**Data provided:**
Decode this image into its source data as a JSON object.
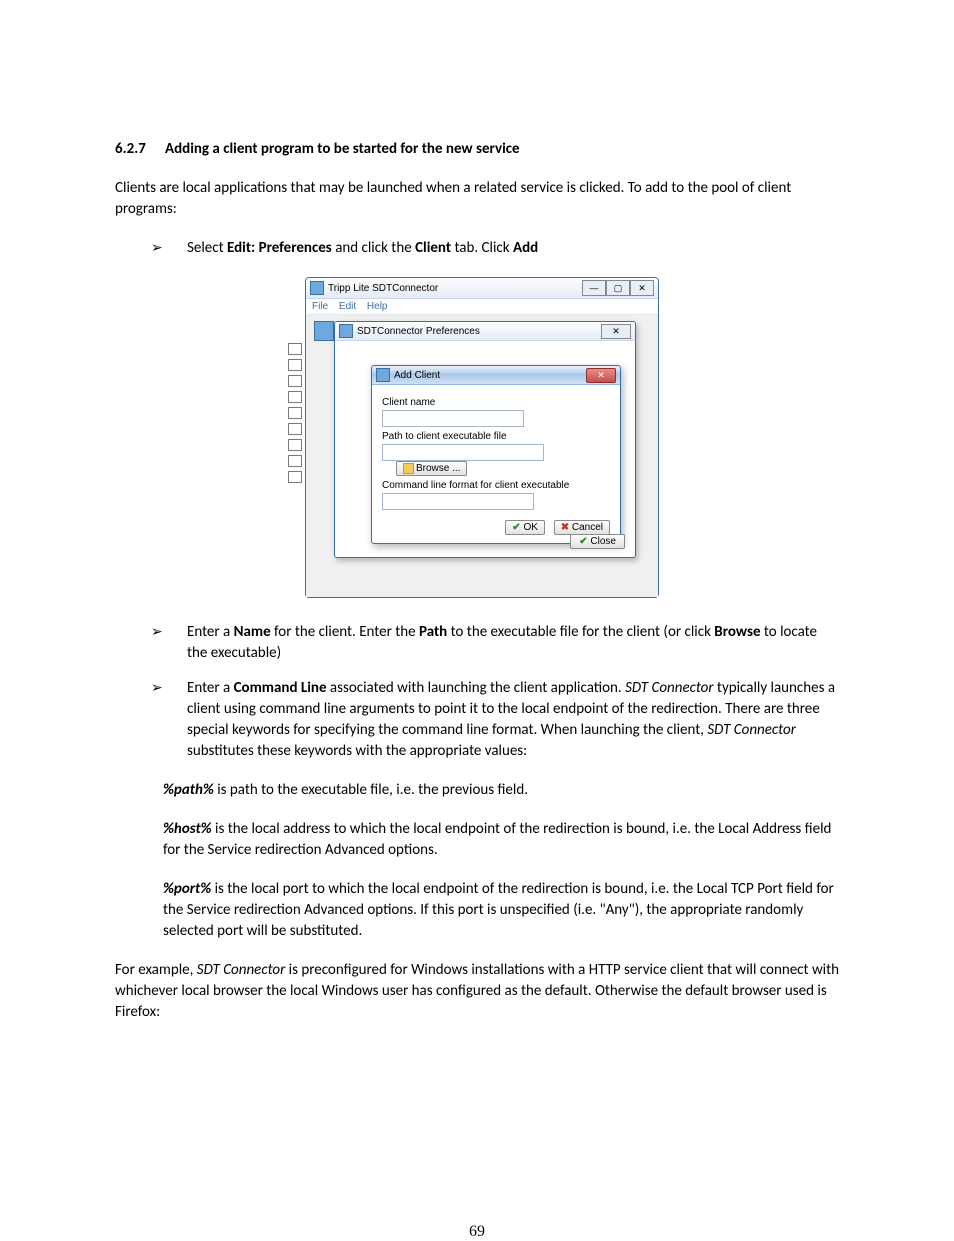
{
  "section": {
    "number": "6.2.7",
    "title": "Adding a client program to be started for the new service"
  },
  "p1": "Clients are local applications that may be launched when a related service is clicked. To add to the pool of client programs:",
  "bullets_a": [
    {
      "pre": "Select ",
      "b1": "Edit: Preferences",
      "mid": " and click the ",
      "b2": "Client",
      "post1": " tab. Click ",
      "b3": "Add"
    }
  ],
  "screenshot": {
    "window_title": "Tripp Lite SDTConnector",
    "menubar": [
      "File",
      "Edit",
      "Help"
    ],
    "win_controls": [
      "—",
      "▢",
      "✕"
    ],
    "prefs": {
      "title": "SDTConnector Preferences",
      "x": "✕",
      "close": "Close"
    },
    "addclient": {
      "title": "Add Client",
      "x": "✕",
      "label_name": "Client name",
      "label_path": "Path to client executable file",
      "browse": "Browse ...",
      "label_cmd": "Command line format for client executable",
      "ok": "OK",
      "cancel": "Cancel"
    }
  },
  "bullets_b": [
    {
      "seg": [
        {
          "t": "Enter a "
        },
        {
          "t": "Name",
          "b": true
        },
        {
          "t": " for the client. Enter the "
        },
        {
          "t": "Path",
          "b": true
        },
        {
          "t": " to the executable file for the client (or click "
        },
        {
          "t": "Browse",
          "b": true
        },
        {
          "t": " to locate the executable)"
        }
      ]
    },
    {
      "seg": [
        {
          "t": "Enter a "
        },
        {
          "t": "Command Line",
          "b": true
        },
        {
          "t": " associated with launching the client application. "
        },
        {
          "t": "SDT Connector",
          "i": true
        },
        {
          "t": " typically launches a client using command line arguments to point it to the local endpoint of the redirection. There are three special keywords for specifying the command line format. When launching the client, "
        },
        {
          "t": "SDT Connector",
          "i": true
        },
        {
          "t": " substitutes these keywords with the appropriate values:"
        }
      ]
    }
  ],
  "kw": [
    {
      "k": "%path%",
      "t": " is path to the executable file, i.e. the previous field."
    },
    {
      "k": "%host%",
      "t": " is the local address to which the local endpoint of the redirection is bound, i.e. the Local Address field for the Service redirection Advanced options."
    },
    {
      "k": "%port%",
      "t": " is the local port to which the local endpoint of the redirection is bound, i.e. the Local TCP Port field for the Service redirection Advanced options. If this port is unspecified (i.e. \"Any\"), the appropriate randomly selected port will be substituted."
    }
  ],
  "p_last": {
    "pre": "For example, ",
    "it": "SDT Connector",
    "post": " is preconfigured for Windows installations with a HTTP service client that will connect with whichever local browser the local Windows user has configured as the default. Otherwise the default browser used is Firefox:"
  },
  "page_number": "69"
}
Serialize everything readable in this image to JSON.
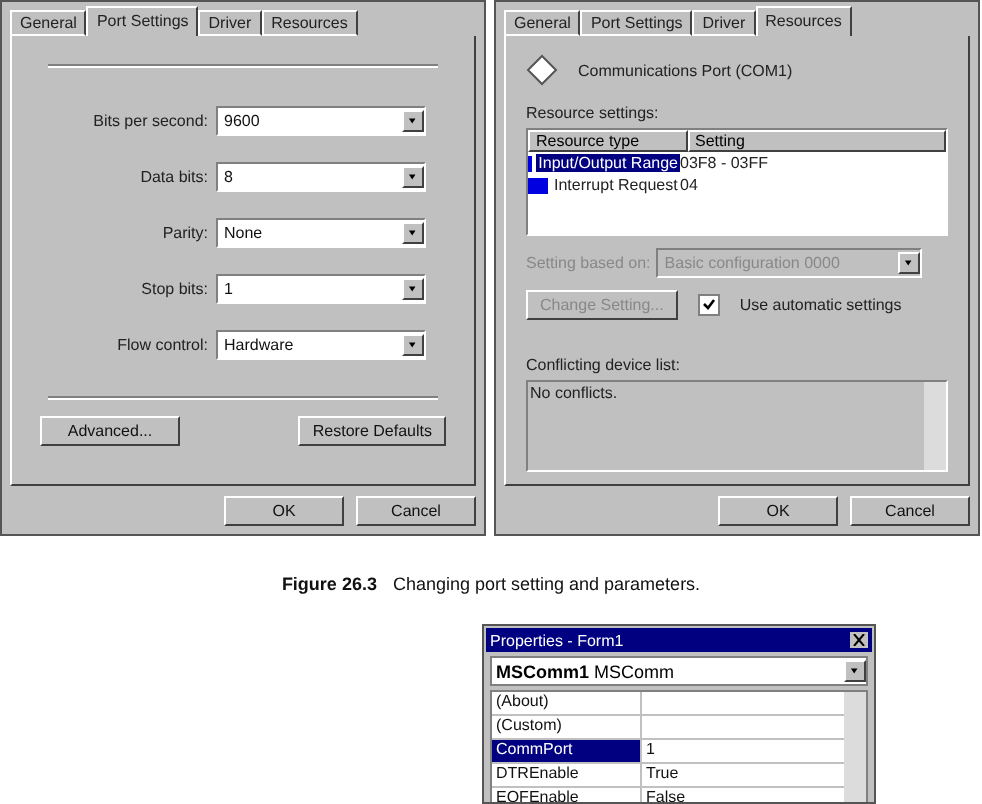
{
  "dialogs": [
    {
      "kind": "port_settings",
      "tabs": [
        {
          "label": "General",
          "selected": false
        },
        {
          "label": "Port Settings",
          "selected": true
        },
        {
          "label": "Driver",
          "selected": false
        },
        {
          "label": "Resources",
          "selected": false
        }
      ],
      "fields": [
        {
          "label": "Bits per second:",
          "value": "9600"
        },
        {
          "label": "Data bits:",
          "value": "8"
        },
        {
          "label": "Parity:",
          "value": "None"
        },
        {
          "label": "Stop bits:",
          "value": "1"
        },
        {
          "label": "Flow control:",
          "value": "Hardware"
        }
      ],
      "buttons": [
        "Advanced...",
        "Restore Defaults"
      ],
      "footer_buttons": [
        "OK",
        "Cancel"
      ]
    },
    {
      "kind": "resources",
      "tabs": [
        {
          "label": "General",
          "selected": false
        },
        {
          "label": "Port Settings",
          "selected": false
        },
        {
          "label": "Driver",
          "selected": false
        },
        {
          "label": "Resources",
          "selected": true
        }
      ],
      "device": "Communications Port (COM1)",
      "list_label": "Resource settings:",
      "columns": [
        "Resource type",
        "Setting"
      ],
      "rows": [
        {
          "type": "Input/Output Range",
          "setting": "03F8 - 03FF",
          "selected": true
        },
        {
          "type": "Interrupt Request",
          "setting": "04",
          "selected": false
        }
      ],
      "based_on": {
        "label": "Setting based on:",
        "value": "Basic configuration 0000",
        "disabled": true
      },
      "change_button": {
        "label": "Change Setting...",
        "disabled": true
      },
      "auto": {
        "label": "Use automatic settings",
        "checked": true
      },
      "conflict_label": "Conflicting device list:",
      "conflicts": "No conflicts.",
      "footer_buttons": [
        "OK",
        "Cancel"
      ]
    }
  ],
  "caption": {
    "number": "Figure 26.3",
    "text": "Changing port setting and parameters."
  },
  "properties": {
    "title": "Properties - Form1",
    "object": "MSComm1",
    "object_type": "MSComm",
    "rows": [
      {
        "name": "(About)",
        "selected": false
      },
      {
        "name": "(Custom)",
        "selected": false
      },
      {
        "name": "CommPort",
        "value": "1",
        "selected": true
      },
      {
        "name": "DTREnable",
        "value": "True",
        "selected": false
      },
      {
        "name": "EOFEnable",
        "value": "False",
        "selected": false
      }
    ]
  }
}
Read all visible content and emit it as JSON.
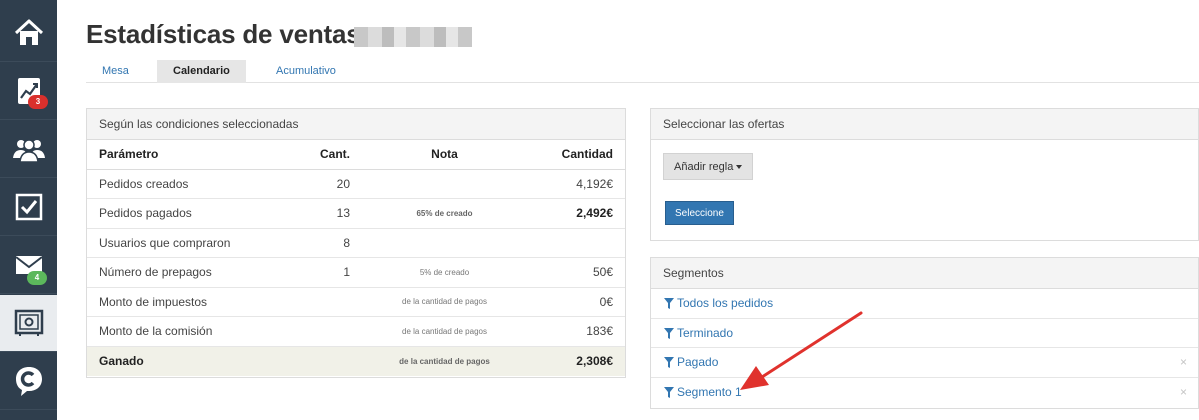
{
  "page": {
    "title": "Estadísticas de ventas:"
  },
  "sidebar": {
    "items": [
      {
        "icon": "home-icon"
      },
      {
        "icon": "chart-icon",
        "badge": "3"
      },
      {
        "icon": "users-icon"
      },
      {
        "icon": "checkbox-icon"
      },
      {
        "icon": "mail-icon",
        "badge": "4"
      },
      {
        "icon": "safe-icon"
      },
      {
        "icon": "chat-logo-icon"
      }
    ]
  },
  "tabs": [
    {
      "label": "Mesa"
    },
    {
      "label": "Calendario"
    },
    {
      "label": "Acumulativo"
    }
  ],
  "stats_panel": {
    "heading": "Según las condiciones seleccionadas",
    "columns": [
      "Parámetro",
      "Cant.",
      "Nota",
      "Cantidad"
    ],
    "rows": [
      {
        "param": "Pedidos creados",
        "count": "20",
        "note": "",
        "amount": "4,192€"
      },
      {
        "param": "Pedidos pagados",
        "count": "13",
        "note": "65% de creado",
        "amount": "2,492€"
      },
      {
        "param": "Usuarios que compraron",
        "count": "8",
        "note": "",
        "amount": ""
      },
      {
        "param": "Número de prepagos",
        "count": "1",
        "note": "5% de creado",
        "amount": "50€"
      },
      {
        "param": "Monto de impuestos",
        "count": "",
        "note": "de la cantidad de pagos",
        "amount": "0€"
      },
      {
        "param": "Monto de la comisión",
        "count": "",
        "note": "de la cantidad de pagos",
        "amount": "183€"
      }
    ],
    "total": {
      "param": "Ganado",
      "note": "de la cantidad de pagos",
      "amount": "2,308€"
    }
  },
  "offers_panel": {
    "heading": "Seleccionar las ofertas",
    "add_rule_label": "Añadir regla",
    "select_label": "Seleccione"
  },
  "segments_panel": {
    "heading": "Segmentos",
    "items": [
      {
        "label": "Todos los pedidos"
      },
      {
        "label": "Terminado"
      },
      {
        "label": "Pagado",
        "remove": "×"
      },
      {
        "label": "Segmento 1",
        "remove": "×"
      }
    ]
  },
  "colors": {
    "sidebar": "#2f3e4d",
    "link": "#3276b1",
    "primary_button": "#3276b1",
    "badge_red": "#d9302c",
    "badge_green": "#5cb85c",
    "annotation_arrow": "#e0322d"
  }
}
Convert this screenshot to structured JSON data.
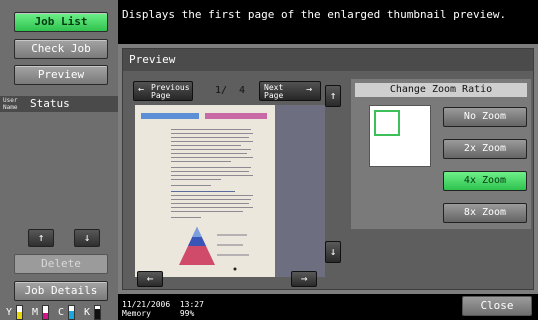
{
  "left_panel": {
    "job_list_label": "Job List",
    "check_job_label": "Check Job",
    "preview_label": "Preview",
    "status_user_label": "User Name",
    "status_label": "Status",
    "up_arrow": "↑",
    "down_arrow": "↓",
    "delete_label": "Delete",
    "job_details_label": "Job Details",
    "toner": [
      {
        "letter": "Y",
        "color": "#e6d800",
        "level": 0.55
      },
      {
        "letter": "M",
        "color": "#d1148a",
        "level": 0.45
      },
      {
        "letter": "C",
        "color": "#1aa7e0",
        "level": 0.6
      },
      {
        "letter": "K",
        "color": "#111111",
        "level": 0.75
      }
    ]
  },
  "message": "Displays the first page of the enlarged thumbnail preview.",
  "preview": {
    "title": "Preview",
    "previous_page_label": "Previous Page",
    "next_page_label": "Next Page",
    "current_page": "1/",
    "total_pages": "4",
    "arrow_up": "↑",
    "arrow_down": "↓",
    "arrow_left": "←",
    "arrow_right": "→"
  },
  "zoom": {
    "title": "Change Zoom Ratio",
    "options": [
      "No Zoom",
      "2x Zoom",
      "4x Zoom",
      "8x Zoom"
    ],
    "selected": "4x Zoom"
  },
  "bottom": {
    "date": "11/21/2006",
    "time": "13:27",
    "memory_label": "Memory",
    "memory_value": "99%",
    "close_label": "Close"
  },
  "colors": {
    "active_green": "#3fd861",
    "doc_header_blue": "#5c8fd6",
    "doc_header_pink": "#c86aa6"
  }
}
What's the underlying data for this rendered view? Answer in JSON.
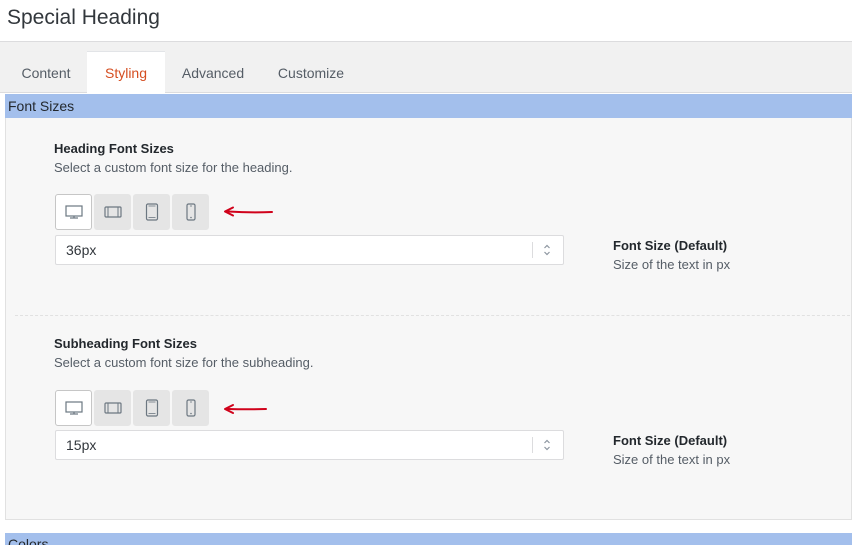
{
  "header": {
    "title": "Special Heading"
  },
  "tabs": [
    {
      "label": "Content",
      "active": false
    },
    {
      "label": "Styling",
      "active": true
    },
    {
      "label": "Advanced",
      "active": false
    },
    {
      "label": "Customize",
      "active": false
    }
  ],
  "sections": {
    "font_sizes": {
      "header": "Font Sizes"
    },
    "colors": {
      "header": "Colors"
    }
  },
  "heading_sizes": {
    "title": "Heading Font Sizes",
    "description": "Select a custom font size for the heading.",
    "value": "36px",
    "aside_title": "Font Size (Default)",
    "aside_description": "Size of the text in px"
  },
  "subheading_sizes": {
    "title": "Subheading Font Sizes",
    "description": "Select a custom font size for the subheading.",
    "value": "15px",
    "aside_title": "Font Size (Default)",
    "aside_description": "Size of the text in px"
  },
  "devices": [
    "desktop-icon",
    "laptop-icon",
    "tablet-icon",
    "mobile-icon"
  ],
  "colors": {
    "accent": "#d54e21",
    "section_header": "#a3bfec",
    "arrow": "#d0021b"
  }
}
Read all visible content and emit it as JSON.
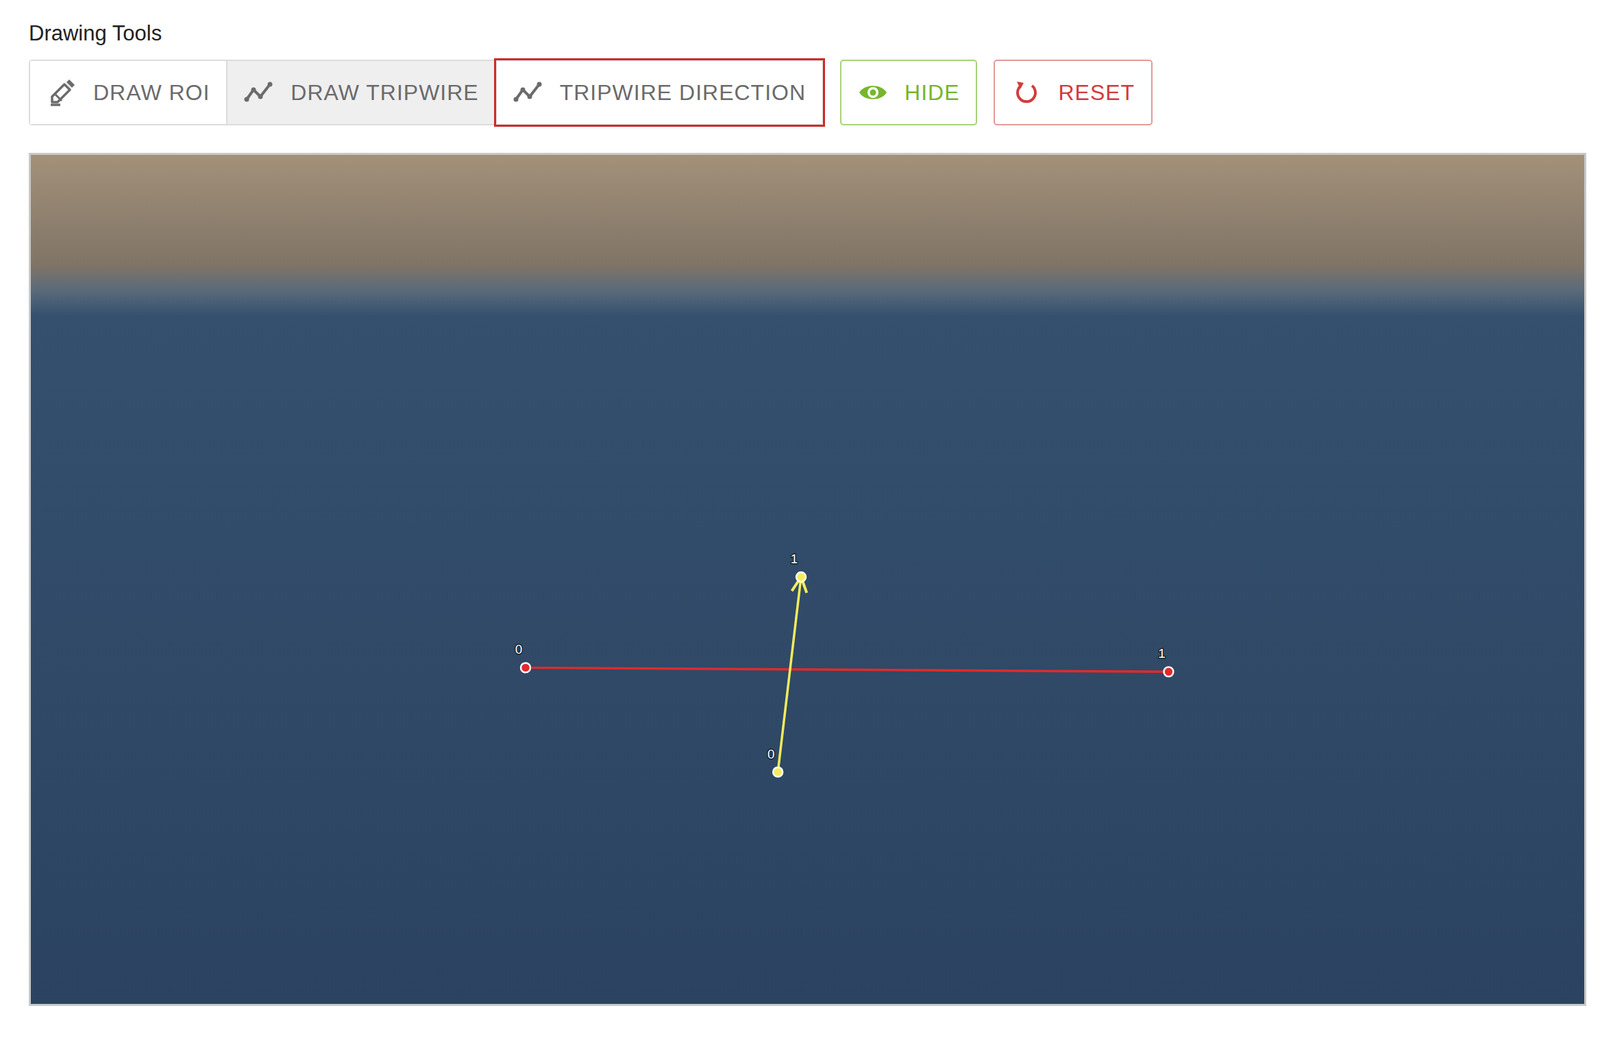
{
  "title": "Drawing Tools",
  "buttons": [
    {
      "label": "DRAW ROI",
      "kind": "tool",
      "selected": false,
      "highlighted": false
    },
    {
      "label": "DRAW TRIPWIRE",
      "kind": "tool",
      "selected": true,
      "highlighted": false
    },
    {
      "label": "TRIPWIRE DIRECTION",
      "kind": "tool",
      "selected": false,
      "highlighted": true
    },
    {
      "label": "HIDE",
      "kind": "success",
      "selected": false,
      "highlighted": false
    },
    {
      "label": "RESET",
      "kind": "danger",
      "selected": false,
      "highlighted": false
    }
  ],
  "video": {
    "overlays": [
      {
        "kind": "line",
        "color": "#e02b2b",
        "points": [
          {
            "label": "0"
          },
          {
            "label": "1"
          }
        ]
      },
      {
        "kind": "arrow",
        "color": "#f4ec5c",
        "points": [
          {
            "label": "0"
          },
          {
            "label": "1"
          }
        ]
      }
    ]
  }
}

**Description of the task:**
List all lines in the material containing the string "keywords".

**Full answer:**
          "t": " typically launches a client using command line arguments to point it to the local endpoint of the redirection. There are three special keywords for specifying the command line format. When launching the client, "
          "t": " substitutes these keywords with the appropriate values:"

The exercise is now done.